● Problem to solve
All entries are to be given again verbatim.

● Items
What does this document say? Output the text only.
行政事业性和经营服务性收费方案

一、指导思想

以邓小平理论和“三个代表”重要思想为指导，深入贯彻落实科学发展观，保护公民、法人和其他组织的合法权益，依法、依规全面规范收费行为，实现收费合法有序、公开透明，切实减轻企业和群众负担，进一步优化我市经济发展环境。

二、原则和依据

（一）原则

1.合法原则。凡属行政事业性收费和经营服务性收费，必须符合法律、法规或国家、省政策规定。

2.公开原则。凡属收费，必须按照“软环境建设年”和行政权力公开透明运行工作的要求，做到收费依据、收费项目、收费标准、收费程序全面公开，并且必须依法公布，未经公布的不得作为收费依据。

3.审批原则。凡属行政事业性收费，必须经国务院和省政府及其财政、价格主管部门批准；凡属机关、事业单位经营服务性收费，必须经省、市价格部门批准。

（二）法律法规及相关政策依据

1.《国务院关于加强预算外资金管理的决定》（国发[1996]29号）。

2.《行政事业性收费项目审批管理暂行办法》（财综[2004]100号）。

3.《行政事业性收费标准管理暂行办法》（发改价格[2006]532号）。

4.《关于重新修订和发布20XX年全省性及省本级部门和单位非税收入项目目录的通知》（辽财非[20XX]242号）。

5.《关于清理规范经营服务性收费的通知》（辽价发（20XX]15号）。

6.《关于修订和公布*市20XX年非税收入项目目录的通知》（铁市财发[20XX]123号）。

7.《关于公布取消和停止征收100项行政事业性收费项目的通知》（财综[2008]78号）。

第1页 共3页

● Result of this exercise
What does this document say? Output the text only.
行政事业性和经营服务性收费方案

一、指导思想

以邓小平理论和“三个代表”重要思想为指导，深入贯彻落实科学发展观，保护公民、法人和其他组织的合法权益，依法、依规全面规范收费行为，实现收费合法有序、公开透明，切实减轻企业和群众负担，进一步优化我市经济发展环境。

二、原则和依据

（一）原则

1.合法原则。凡属行政事业性收费和经营服务性收费，必须符合法律、法规或国家、省政策规定。

2.公开原则。凡属收费，必须按照“软环境建设年”和行政权力公开透明运行工作的要求，做到收费依据、收费项目、收费标准、收费程序全面公开，并且必须依法公布，未经公布的不得作为收费依据。

3.审批原则。凡属行政事业性收费，必须经国务院和省政府及其财政、价格主管部门批准；凡属机关、事业单位经营服务性收费，必须经省、市价格部门批准。

（二）法律法规及相关政策依据

1.《国务院关于加强预算外资金管理的决定》（国发[1996]29号）。

2.《行政事业性收费项目审批管理暂行办法》（财综[2004]100号）。

3.《行政事业性收费标准管理暂行办法》（发改价格[2006]532号）。

4.《关于重新修订和发布20XX年全省性及省本级部门和单位非税收入项目目录的通知》（辽财非[20XX]242号）。

5.《关于清理规范经营服务性收费的通知》（辽价发（20XX]15号）。

6.《关于修订和公布*市20XX年非税收入项目目录的通知》（铁市财发[20XX]123号）。

7.《关于公布取消和停止征收100项行政事业性收费项目的通知》（财综[2008]78号）。

第1页 共3页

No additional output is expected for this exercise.